#### DIRECTIONS:
Can you copy out word for word the records from the line with "x-tick-label: 450 [325,674,350,691]" up to and including the line with "annotation: scattered ions [418,172,508,218]"?

#### RECORDED DATA:
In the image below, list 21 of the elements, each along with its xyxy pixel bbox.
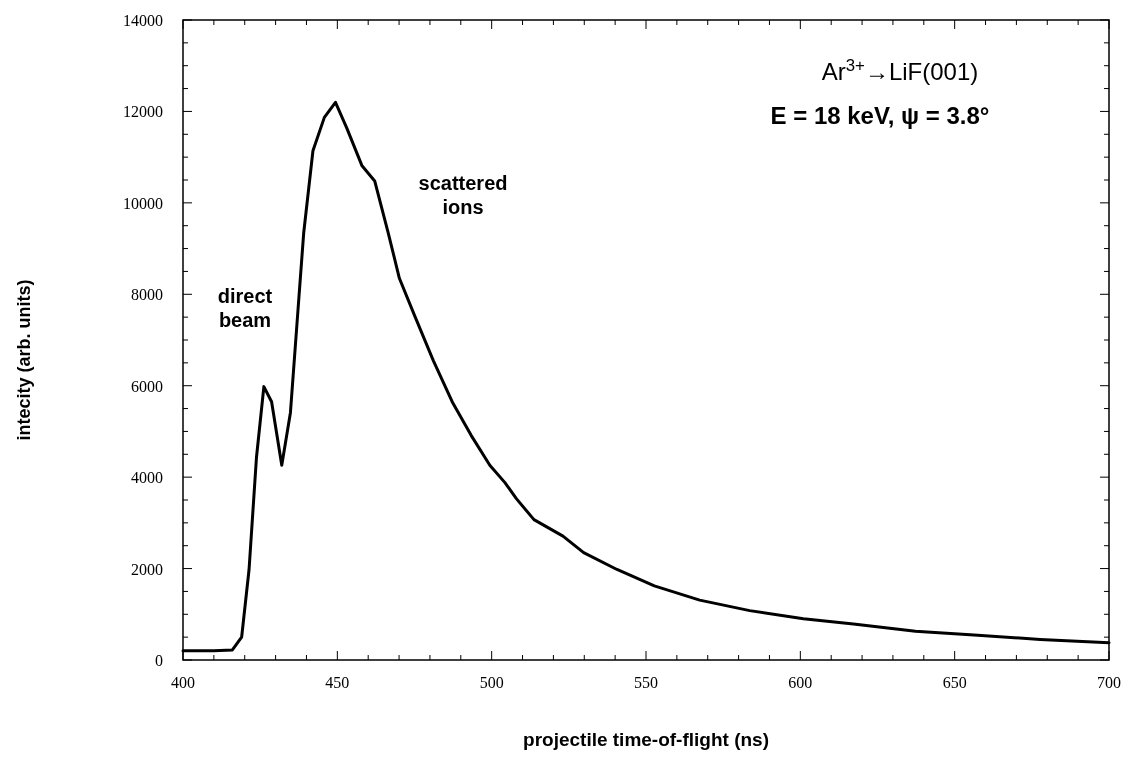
x-tick-label: 450 [325,674,350,691]
annotation: E = 18 keV, ψ = 3.8° [770,102,990,129]
y-tick-label: 14000 [123,12,163,29]
x-tick-label: 550 [634,674,658,691]
x-tick-label: 400 [171,674,195,691]
x-axis-title: projectile time-of-flight (ns) [523,729,769,750]
y-tick-label: 2000 [131,560,163,578]
y-tick-label: 10000 [123,194,163,212]
x-tick-label: 700 [1097,674,1121,691]
x-tick-label: 500 [479,674,504,691]
x-tick-label: 600 [788,674,813,691]
annotation: direct beam [217,285,273,331]
x-tick-label: 650 [942,674,967,691]
annotation: Ar$^{3+}$→LiF(001) [821,55,979,85]
y-tick-label: 8000 [131,286,163,304]
annotation: scattered ions [418,172,508,218]
y-tick-label: 0 [155,652,163,669]
y-tick-label: 6000 [131,377,163,395]
y-axis-title: intecity (arb. units) [14,279,34,441]
y-tick-label: 12000 [123,103,163,121]
y-tick-label: 4000 [131,469,163,487]
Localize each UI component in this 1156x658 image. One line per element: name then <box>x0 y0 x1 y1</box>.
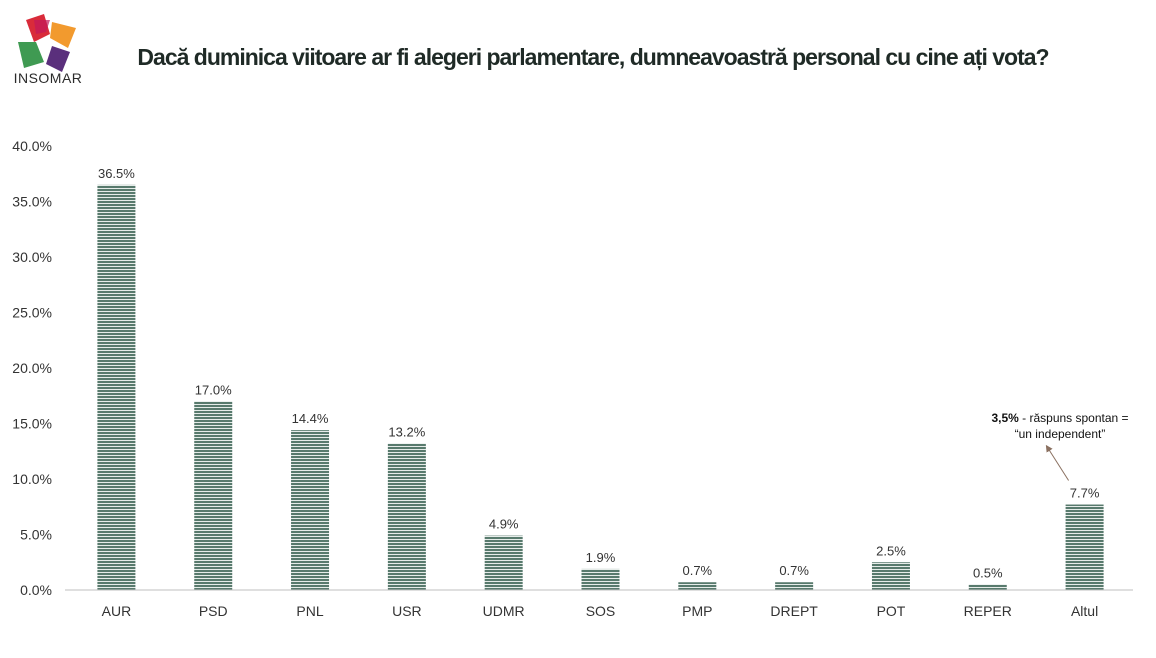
x-tick-label: POT <box>877 603 906 619</box>
data-label-pmp: 0.7% <box>682 563 712 578</box>
data-labels: 36.5% 17.0% 14.4% 13.2% 4.9% 1.9% 0.7% 0.7% 2.5%… <box>98 166 1100 581</box>
y-tick-label: 35.0% <box>12 194 52 210</box>
bar-pnl <box>291 430 330 590</box>
data-label-usr: 13.2% <box>388 424 425 439</box>
annotation-arrow <box>1045 444 1070 481</box>
annotation-line1: - răspuns spontan = <box>1018 411 1129 425</box>
x-tick-label: REPER <box>964 603 1012 619</box>
bars <box>97 184 1104 590</box>
x-tick-label: PSD <box>199 603 228 619</box>
data-label-altul: 7.7% <box>1070 486 1100 501</box>
logo-petal-orange <box>50 22 76 48</box>
y-tick-label: 0.0% <box>20 582 52 598</box>
x-tick-label: Altul <box>1071 603 1098 619</box>
insomar-logo <box>18 14 76 72</box>
data-label-aur: 36.5% <box>98 166 135 181</box>
annotation-bold: 3,5% <box>991 411 1019 425</box>
data-label-drept: 0.7% <box>779 563 809 578</box>
y-axis: 0.0% 5.0% 10.0% 15.0% 20.0% 25.0% 30.0% 35.0% 40… <box>12 138 52 598</box>
y-tick-label: 30.0% <box>12 249 52 265</box>
x-axis: AUR PSD PNL USR UDMR SOS PMP DREPT POT REPER Altul <box>102 603 1099 619</box>
y-tick-label: 5.0% <box>20 527 52 543</box>
bar-pmp <box>678 582 717 590</box>
x-tick-label: DREPT <box>770 603 818 619</box>
data-label-pot: 2.5% <box>876 543 906 558</box>
annotation-note: 3,5% - răspuns spontan = “un independent… <box>960 410 1156 442</box>
annotation-line2: “un independent” <box>1014 427 1106 441</box>
bar-altul <box>1065 504 1104 590</box>
bar-drept <box>775 582 814 590</box>
y-tick-label: 10.0% <box>12 471 52 487</box>
bar-udmr <box>484 535 523 590</box>
logo-petal-purple <box>46 46 70 72</box>
bar-usr <box>387 443 426 590</box>
y-tick-label: 15.0% <box>12 416 52 432</box>
x-tick-label: PNL <box>296 603 323 619</box>
data-label-udmr: 4.9% <box>489 517 519 532</box>
x-tick-label: UDMR <box>483 603 525 619</box>
y-tick-label: 20.0% <box>12 360 52 376</box>
logo-petal-green <box>18 42 44 68</box>
x-tick-label: AUR <box>102 603 132 619</box>
bar-pot <box>871 562 910 590</box>
data-label-reper: 0.5% <box>973 565 1003 580</box>
x-tick-label: SOS <box>586 603 616 619</box>
data-label-pnl: 14.4% <box>292 411 329 426</box>
data-label-psd: 17.0% <box>195 382 232 397</box>
chart-title: Dacă duminica viitoare ar fi alegeri par… <box>137 44 1049 70</box>
bar-sos <box>581 568 620 590</box>
bar-aur <box>97 184 136 590</box>
y-tick-label: 25.0% <box>12 305 52 321</box>
bar-reper <box>968 584 1007 590</box>
logo-petal-pink <box>34 20 50 34</box>
x-tick-label: PMP <box>682 603 712 619</box>
y-tick-label: 40.0% <box>12 138 52 154</box>
x-tick-label: USR <box>392 603 422 619</box>
data-label-sos: 1.9% <box>586 550 616 565</box>
logo-text: INSOMAR <box>13 70 83 86</box>
bar-psd <box>194 401 233 590</box>
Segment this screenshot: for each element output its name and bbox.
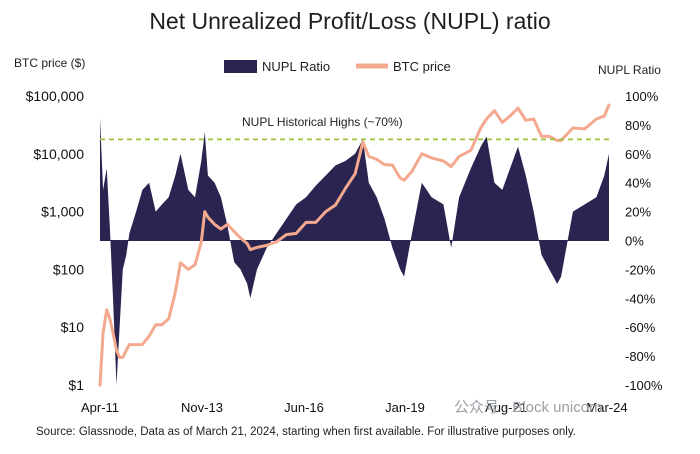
right-axis-ticks: 100% 80% 60% 40% 20% 0% -20% -40% -60% -80% -100% xyxy=(625,89,663,393)
right-tick-label: -100% xyxy=(625,378,663,393)
chart-title: Net Unrealized Profit/Loss (NUPL) ratio xyxy=(149,8,551,34)
x-tick-label: Jun-16 xyxy=(284,400,324,415)
x-tick-label: Nov-13 xyxy=(181,400,223,415)
right-tick-label: 60% xyxy=(625,147,651,162)
x-tick-label: Aug-21 xyxy=(485,400,527,415)
left-axis-title: BTC price ($) xyxy=(14,56,85,70)
right-tick-label: 0% xyxy=(625,234,644,249)
left-axis-ticks: $100,000 $10,000 $1,000 $100 $10 $1 xyxy=(26,88,85,393)
legend-label-nupl: NUPL Ratio xyxy=(262,59,330,74)
legend: NUPL Ratio BTC price xyxy=(224,59,451,74)
left-tick-label: $10 xyxy=(61,319,85,335)
watermark: 公众号 · Block unicorn xyxy=(454,399,603,416)
left-tick-label: $1 xyxy=(68,377,84,393)
legend-label-btc: BTC price xyxy=(393,59,451,74)
x-tick-label: Mar-24 xyxy=(586,400,627,415)
right-axis-title: NUPL Ratio xyxy=(598,63,661,77)
right-tick-label: 80% xyxy=(625,118,651,133)
nupl-ratio-area xyxy=(100,117,609,385)
x-axis-ticks: Apr-11 Nov-13 Jun-16 Jan-19 Aug-21 Mar-24 xyxy=(81,400,628,415)
historical-highs-label: NUPL Historical Highs (~70%) xyxy=(242,115,403,129)
btc-price-line xyxy=(98,103,611,387)
left-tick-label: $100 xyxy=(53,261,84,277)
right-tick-label: -60% xyxy=(625,320,656,335)
right-tick-label: -20% xyxy=(625,262,656,277)
left-tick-label: $10,000 xyxy=(33,146,84,162)
legend-swatch-nupl xyxy=(224,60,257,73)
source-note: Source: Glassnode, Data as of March 21, … xyxy=(36,426,576,438)
left-tick-label: $100,000 xyxy=(26,88,85,104)
x-tick-label: Jan-19 xyxy=(385,400,425,415)
right-tick-label: 100% xyxy=(625,89,659,104)
right-tick-label: 20% xyxy=(625,205,651,220)
right-tick-label: -40% xyxy=(625,291,656,306)
left-tick-label: $1,000 xyxy=(41,204,84,220)
right-tick-label: 40% xyxy=(625,176,651,191)
right-tick-label: -80% xyxy=(625,349,656,364)
x-tick-label: Apr-11 xyxy=(81,400,119,415)
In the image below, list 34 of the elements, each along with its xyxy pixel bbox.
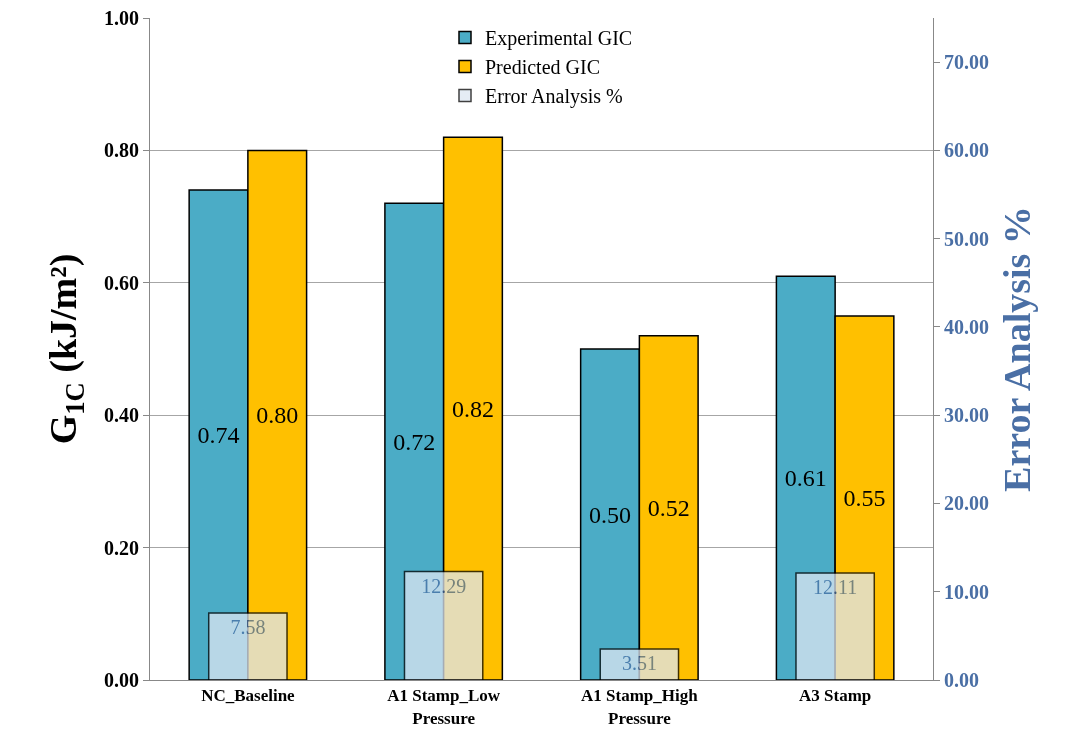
data-label: 3.51 (621, 652, 657, 675)
data-label: 12.11 (812, 576, 858, 599)
y2-tick-label: 50.00 (944, 227, 989, 250)
y-tick-label: 0.60 (104, 271, 139, 294)
data-label: 12.29 (421, 574, 467, 597)
y2-tick-label: 60.00 (944, 139, 989, 162)
y2-axis-title: Error Analysis % (996, 206, 1039, 492)
data-label: 0.72 (393, 428, 436, 455)
y2-tick-label: 40.00 (944, 315, 989, 338)
data-label: 0.52 (647, 494, 690, 521)
y2-tick-label: 70.00 (944, 51, 989, 74)
data-label: 0.80 (256, 402, 299, 429)
data-label: 7.58 (230, 616, 266, 639)
y-tick-label: 0.80 (104, 139, 139, 162)
x-tick-label: A3 Stamp (799, 686, 872, 706)
data-label: 0.50 (589, 501, 632, 528)
y-tick-label: 0.20 (104, 536, 139, 559)
y-tick-label: 0.00 (104, 669, 139, 691)
y2-tick-label: 10.00 (944, 580, 989, 603)
x-tick-label: A1 Stamp_Low Pressure (387, 686, 501, 728)
y-tick-label: 1.00 (104, 7, 139, 29)
y2-tick-label: 20.00 (944, 492, 989, 515)
y2-tick-label: 0.00 (944, 669, 979, 691)
y2-tick-label: 30.00 (944, 404, 989, 427)
data-label: 0.74 (197, 422, 240, 449)
x-tick-label: NC_Baseline (201, 686, 296, 706)
legend-label: Predicted GIC (485, 56, 600, 79)
legend-label: Error Analysis % (485, 85, 623, 109)
y-tick-label: 0.40 (104, 404, 139, 427)
data-label: 0.61 (784, 465, 827, 492)
data-label: 0.55 (843, 484, 886, 511)
x-tick-label: A1 Stamp_High Pressure (581, 686, 699, 728)
data-label: 0.82 (451, 395, 494, 422)
legend-label: Experimental GIC (485, 27, 633, 51)
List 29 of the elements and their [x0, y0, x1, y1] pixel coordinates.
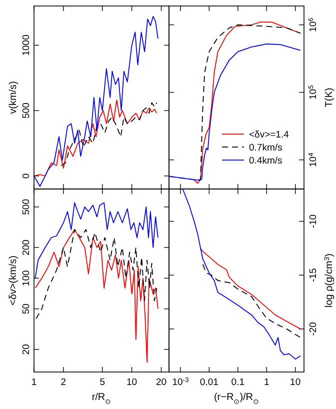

#### TASK RESULT:
x-tick-label: 450 [325,674,350,691]
annotation: E = 18 keV, ψ = 3.8° [770,102,990,129]
y-tick-label: 14000 [123,12,163,29]
x-tick-label: 550 [634,674,658,691]
x-tick-label: 400 [171,674,195,691]
x-axis-title: projectile time-of-flight (ns) [523,729,769,750]
y-tick-label: 2000 [131,560,163,578]
y-tick-label: 10000 [123,194,163,212]
x-tick-label: 700 [1097,674,1121,691]
x-tick-label: 500 [479,674,504,691]
x-tick-label: 600 [788,674,813,691]
annotation: direct beam [217,285,273,331]
x-tick-label: 650 [942,674,967,691]
annotation: Ar$^{3+}$→LiF(001) [821,55,979,85]
y-tick-label: 8000 [131,286,163,304]
annotation: scattered ions [418,172,508,218]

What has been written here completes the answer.